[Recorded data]
/---
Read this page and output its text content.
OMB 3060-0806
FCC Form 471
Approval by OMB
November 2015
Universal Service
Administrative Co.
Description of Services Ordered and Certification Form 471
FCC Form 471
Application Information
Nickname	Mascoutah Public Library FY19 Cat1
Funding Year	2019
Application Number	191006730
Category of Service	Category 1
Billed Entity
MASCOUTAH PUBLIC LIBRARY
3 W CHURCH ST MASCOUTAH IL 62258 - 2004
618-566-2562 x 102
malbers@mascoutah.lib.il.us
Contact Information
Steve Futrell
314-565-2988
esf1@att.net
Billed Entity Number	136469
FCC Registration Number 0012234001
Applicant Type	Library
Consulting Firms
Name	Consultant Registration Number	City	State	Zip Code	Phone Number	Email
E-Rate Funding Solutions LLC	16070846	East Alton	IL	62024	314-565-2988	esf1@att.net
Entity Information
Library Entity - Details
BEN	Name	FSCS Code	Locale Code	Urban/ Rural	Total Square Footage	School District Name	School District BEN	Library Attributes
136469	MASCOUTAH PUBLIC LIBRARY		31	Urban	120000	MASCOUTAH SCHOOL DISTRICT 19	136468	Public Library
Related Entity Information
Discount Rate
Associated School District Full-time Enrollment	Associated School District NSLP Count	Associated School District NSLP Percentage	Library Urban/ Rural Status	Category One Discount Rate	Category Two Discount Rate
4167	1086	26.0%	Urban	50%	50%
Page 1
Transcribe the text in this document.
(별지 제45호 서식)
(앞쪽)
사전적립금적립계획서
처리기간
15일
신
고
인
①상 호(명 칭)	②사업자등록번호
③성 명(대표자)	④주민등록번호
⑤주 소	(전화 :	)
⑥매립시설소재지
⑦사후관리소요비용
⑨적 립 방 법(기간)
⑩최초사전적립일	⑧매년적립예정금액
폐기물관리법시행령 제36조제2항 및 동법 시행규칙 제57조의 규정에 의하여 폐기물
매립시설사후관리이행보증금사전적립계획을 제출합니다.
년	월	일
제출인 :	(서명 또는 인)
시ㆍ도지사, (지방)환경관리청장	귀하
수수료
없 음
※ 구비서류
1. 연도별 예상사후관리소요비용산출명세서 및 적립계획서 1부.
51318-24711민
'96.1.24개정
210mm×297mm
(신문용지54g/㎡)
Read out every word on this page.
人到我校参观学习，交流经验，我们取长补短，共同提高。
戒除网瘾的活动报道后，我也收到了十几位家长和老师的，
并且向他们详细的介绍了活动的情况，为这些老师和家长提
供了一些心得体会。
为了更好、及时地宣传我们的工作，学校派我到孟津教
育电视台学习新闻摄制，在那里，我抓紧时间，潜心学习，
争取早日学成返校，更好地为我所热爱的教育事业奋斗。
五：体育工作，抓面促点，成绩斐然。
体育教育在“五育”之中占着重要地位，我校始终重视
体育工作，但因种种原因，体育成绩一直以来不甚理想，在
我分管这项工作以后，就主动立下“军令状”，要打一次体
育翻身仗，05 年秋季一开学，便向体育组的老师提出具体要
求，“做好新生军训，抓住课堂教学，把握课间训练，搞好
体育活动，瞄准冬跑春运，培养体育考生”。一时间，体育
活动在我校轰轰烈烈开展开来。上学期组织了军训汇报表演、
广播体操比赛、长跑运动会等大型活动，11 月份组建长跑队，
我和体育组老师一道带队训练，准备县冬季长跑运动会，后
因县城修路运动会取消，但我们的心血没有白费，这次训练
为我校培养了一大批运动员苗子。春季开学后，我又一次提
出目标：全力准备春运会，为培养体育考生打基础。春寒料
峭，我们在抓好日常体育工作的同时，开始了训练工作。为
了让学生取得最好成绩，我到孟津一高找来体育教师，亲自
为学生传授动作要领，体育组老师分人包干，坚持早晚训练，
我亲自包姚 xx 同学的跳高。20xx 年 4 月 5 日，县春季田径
\---
EXERCISE BRIEF »
Spot every line that holds "Entity" and copy it.

RESULT BELOW »
Billed Entity
Billed Entity Number	136469
Entity Information
Library Entity - Details
Related Entity Information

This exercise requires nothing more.